**MATERIAL PROVIDED**
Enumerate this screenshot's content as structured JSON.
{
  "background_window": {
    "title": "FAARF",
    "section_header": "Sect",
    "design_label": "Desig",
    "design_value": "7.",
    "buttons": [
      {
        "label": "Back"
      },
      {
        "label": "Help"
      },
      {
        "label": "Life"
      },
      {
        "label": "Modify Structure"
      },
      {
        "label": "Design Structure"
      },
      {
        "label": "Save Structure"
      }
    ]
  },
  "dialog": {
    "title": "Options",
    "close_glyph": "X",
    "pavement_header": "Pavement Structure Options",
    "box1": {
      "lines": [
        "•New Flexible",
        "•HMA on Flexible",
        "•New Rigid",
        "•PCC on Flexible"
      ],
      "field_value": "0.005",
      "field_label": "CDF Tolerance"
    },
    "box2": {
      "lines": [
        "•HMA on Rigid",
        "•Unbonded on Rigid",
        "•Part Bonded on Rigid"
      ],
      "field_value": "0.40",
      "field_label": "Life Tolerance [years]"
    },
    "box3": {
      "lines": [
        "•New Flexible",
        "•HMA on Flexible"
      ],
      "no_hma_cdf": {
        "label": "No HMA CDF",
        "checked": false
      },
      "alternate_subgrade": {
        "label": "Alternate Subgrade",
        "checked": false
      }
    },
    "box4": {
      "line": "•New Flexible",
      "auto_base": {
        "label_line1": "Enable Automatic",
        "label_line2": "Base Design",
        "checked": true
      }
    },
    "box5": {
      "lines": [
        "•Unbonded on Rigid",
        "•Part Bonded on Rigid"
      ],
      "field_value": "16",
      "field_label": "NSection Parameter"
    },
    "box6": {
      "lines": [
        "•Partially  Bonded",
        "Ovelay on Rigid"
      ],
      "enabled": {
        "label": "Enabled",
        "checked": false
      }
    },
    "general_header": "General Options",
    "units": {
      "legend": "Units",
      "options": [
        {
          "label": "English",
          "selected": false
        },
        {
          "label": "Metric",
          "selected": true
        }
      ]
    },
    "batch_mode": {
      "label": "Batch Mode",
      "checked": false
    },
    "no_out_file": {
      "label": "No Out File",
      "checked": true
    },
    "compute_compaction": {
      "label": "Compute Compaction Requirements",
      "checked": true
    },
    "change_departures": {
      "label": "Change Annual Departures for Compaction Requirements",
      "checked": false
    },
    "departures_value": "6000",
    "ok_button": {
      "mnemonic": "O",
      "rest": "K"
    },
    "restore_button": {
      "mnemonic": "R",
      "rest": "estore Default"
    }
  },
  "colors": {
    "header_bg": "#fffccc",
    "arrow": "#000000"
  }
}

**BRIEF**
Scan the material above for the word "true". Copy each line where it occurs.

**EXPECTED OUTPUT**
        "checked": true
          "selected": true
      "checked": true
      "checked": true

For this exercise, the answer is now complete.